═════ ИСХОДНЫЙ ТЕКСТ ═════
Однажды в тех же Дубултах на совещании молодых критиков, куда я, только что принятый в союз писателей, поехал помощником руководителя семинара, на обсуждении какой-то моей статьи критик Иосиф Львович Гринберг сказал, что она очень напоминает ему по стилю статьи Станислава Рассадина. Я усмехнулся про себя: напоминает? Да она практически вся им переписана!
В своё оправдание скажу, что я любил Стасика. И моя любовь к нему была совершенно бескорыстна. Я восхищался им, гордился дружбой с ним и прощал присущую ему по отношению к друзьям (и значит, ко мне тоже!) хамоватость, не потому что зависел от него, а потому что объяснял себе это бронёй, в которую человек вынужден облачать свою очень легко ранимую душу.
Сейчас мы давно уже отдались друг от друга. Не буду вдаваться в причины этого. Но, оглядываясь назад, я ничего кроме благодарности к Рассадину не испытываю. Его жёсткая, даже жестокая школа помогла мне в обретении профессионализма. И мне трудно представить, что было бы со мной, не встреться на моём пути этот глубоко когда-то во мне заинтересованный человек.
Я впервые очутился в Дубултах в конце шестидесятых и очень удивился тому, что у нас в стране смог сохраниться островок, на котором царили явно несоветские, явно буржуазные нравы.
Чистая электричка, очень вежливые контролёры, чистейшее, почти вылизанное помещение пригородного (не городского!) вокзала, наконец, пристанционный буфет с официантками (да-да! не вы себя обслуживали, а вас!) — вот первое моё впечатление от Дубулт. Я приехал в послеобеденное время, и встретивший меня Стасик Рассадин посоветовал пообедать на станции в буфете. Господи! Откуда у них там взялся угорь и копчушки? А пиво? Они что, его здесь же варят? Почему оно такой необыкновенной вкусноты и свежести? А густая рыбная солянка? А каким огромным и мягким оказался лангет! И всё это не в ресторане, а в пристанционном буфете.
═════ ПРЕДСТАВЛЕННЫЕ СВЕДЕНИЯ ═════
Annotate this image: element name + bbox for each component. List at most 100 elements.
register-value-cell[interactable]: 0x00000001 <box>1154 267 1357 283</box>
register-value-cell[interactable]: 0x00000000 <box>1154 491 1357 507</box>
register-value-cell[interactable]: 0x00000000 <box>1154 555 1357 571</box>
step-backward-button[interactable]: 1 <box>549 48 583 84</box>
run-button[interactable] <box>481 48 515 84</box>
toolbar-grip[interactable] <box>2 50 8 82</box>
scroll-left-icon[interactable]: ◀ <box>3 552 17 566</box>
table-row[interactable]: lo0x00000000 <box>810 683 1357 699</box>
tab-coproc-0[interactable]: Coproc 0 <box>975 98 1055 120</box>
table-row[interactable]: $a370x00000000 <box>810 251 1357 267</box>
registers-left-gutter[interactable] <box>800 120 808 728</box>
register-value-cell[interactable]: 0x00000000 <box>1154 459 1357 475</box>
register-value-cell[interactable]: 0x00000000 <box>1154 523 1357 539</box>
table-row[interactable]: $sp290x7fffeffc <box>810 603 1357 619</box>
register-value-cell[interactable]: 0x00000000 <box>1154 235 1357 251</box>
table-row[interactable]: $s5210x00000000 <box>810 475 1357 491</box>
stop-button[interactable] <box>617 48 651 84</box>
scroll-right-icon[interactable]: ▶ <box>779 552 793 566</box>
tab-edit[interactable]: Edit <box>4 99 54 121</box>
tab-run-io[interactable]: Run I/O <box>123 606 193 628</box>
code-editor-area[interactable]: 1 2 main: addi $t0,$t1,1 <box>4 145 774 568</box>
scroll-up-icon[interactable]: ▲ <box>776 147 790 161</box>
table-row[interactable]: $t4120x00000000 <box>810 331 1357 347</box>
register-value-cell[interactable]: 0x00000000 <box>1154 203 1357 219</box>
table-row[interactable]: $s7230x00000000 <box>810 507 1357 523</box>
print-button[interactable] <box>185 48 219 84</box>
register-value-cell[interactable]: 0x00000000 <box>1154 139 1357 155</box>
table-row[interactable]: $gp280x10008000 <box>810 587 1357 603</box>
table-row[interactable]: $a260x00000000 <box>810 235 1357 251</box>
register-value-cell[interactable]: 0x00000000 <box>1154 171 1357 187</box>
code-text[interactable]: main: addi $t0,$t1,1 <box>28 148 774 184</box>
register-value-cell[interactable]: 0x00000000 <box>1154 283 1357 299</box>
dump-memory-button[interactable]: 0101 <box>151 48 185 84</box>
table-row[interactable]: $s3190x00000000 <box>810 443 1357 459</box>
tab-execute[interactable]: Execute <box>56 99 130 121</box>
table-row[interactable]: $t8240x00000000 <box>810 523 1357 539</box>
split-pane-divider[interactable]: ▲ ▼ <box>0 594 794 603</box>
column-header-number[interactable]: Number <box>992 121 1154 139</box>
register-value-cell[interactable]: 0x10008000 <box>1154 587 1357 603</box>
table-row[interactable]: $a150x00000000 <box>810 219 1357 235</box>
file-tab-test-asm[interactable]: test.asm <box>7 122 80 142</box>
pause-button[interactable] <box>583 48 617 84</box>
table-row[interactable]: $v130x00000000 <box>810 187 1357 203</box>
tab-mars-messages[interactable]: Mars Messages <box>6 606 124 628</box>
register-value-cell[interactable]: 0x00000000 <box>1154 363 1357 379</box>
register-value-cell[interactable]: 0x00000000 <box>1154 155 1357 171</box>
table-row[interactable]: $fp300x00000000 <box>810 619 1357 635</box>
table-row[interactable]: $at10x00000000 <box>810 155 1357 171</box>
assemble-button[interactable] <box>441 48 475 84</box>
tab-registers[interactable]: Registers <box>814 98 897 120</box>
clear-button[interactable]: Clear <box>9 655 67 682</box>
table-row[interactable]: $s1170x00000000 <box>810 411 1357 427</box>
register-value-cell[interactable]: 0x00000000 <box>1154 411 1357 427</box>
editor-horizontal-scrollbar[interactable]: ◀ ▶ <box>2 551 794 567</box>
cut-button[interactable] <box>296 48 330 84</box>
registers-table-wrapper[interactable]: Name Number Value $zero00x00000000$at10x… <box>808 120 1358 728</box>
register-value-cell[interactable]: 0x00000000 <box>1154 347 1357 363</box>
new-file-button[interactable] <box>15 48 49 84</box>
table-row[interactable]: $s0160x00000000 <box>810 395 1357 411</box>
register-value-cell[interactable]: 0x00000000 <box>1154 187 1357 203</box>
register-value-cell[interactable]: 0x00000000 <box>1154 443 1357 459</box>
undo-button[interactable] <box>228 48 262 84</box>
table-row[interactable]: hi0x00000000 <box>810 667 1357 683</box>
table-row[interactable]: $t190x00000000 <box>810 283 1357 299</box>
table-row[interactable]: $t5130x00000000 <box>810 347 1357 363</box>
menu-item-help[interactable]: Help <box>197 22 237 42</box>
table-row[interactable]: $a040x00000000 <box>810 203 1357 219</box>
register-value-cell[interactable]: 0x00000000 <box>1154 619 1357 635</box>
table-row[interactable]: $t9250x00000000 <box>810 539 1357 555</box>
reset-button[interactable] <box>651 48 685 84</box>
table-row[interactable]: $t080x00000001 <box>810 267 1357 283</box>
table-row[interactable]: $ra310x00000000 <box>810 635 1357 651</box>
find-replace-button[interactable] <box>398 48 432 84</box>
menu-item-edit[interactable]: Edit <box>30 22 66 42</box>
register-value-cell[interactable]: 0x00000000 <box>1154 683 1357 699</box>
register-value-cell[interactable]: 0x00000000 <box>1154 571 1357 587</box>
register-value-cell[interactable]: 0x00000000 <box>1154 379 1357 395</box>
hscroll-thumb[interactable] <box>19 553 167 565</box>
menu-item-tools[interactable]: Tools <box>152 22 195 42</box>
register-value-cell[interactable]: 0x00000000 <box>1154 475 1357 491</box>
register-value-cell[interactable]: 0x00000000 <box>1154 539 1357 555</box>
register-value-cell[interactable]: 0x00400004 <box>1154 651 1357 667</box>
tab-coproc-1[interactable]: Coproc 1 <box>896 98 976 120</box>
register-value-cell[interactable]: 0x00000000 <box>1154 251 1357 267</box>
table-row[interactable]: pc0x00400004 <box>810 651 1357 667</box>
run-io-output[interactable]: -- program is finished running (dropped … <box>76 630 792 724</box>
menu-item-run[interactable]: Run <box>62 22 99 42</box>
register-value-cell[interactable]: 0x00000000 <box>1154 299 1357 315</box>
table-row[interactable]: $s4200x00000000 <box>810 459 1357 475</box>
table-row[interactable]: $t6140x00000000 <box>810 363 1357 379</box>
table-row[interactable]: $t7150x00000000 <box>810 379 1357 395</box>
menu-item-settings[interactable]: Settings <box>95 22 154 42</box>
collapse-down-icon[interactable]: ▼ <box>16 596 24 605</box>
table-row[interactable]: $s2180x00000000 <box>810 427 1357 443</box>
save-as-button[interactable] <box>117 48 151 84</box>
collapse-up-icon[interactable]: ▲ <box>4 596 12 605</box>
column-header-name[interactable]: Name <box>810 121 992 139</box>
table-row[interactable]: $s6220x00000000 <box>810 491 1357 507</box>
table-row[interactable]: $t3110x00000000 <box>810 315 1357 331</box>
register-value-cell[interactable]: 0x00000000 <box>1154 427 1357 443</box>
═════
▶ _ЦЕЛЬ ЗАДАНИЯ_:
Допишите следующую часть воспоминаний о Дубултах и Станиславе Рассадине, начав сразу после их последнего предложения.

▶ _ПОЛЕ ОТВЕТА_:
Добавлю к этому исключительную вежливость, которая царила повсюду: продавцы, официанты, шофёры такси, администраторы были с вами улыбчивы и предупредительны.
За исключением одного администратора — директора нашего дома творчества Михаила Львовича Баумана.
В первый мой приезд тот девятиэтажный дом, в котором мы обычно потом жили, достраивался. Бауман начертал на моей путёвке номер коттеджа, где поселились Станислав Рассадин с женой Алей, Михаил Кудимов, Феликс Светов и Григорий Поженян. Я сразу погрузился в привычную по другим домам творчества атмосферу: тишина, никто тебя не отвлекает, полная поглощённость работой. А когда насидишься в одиночестве целый день, особенно приятно общение с людьми, которые ведут такой же затворнический образ жизни.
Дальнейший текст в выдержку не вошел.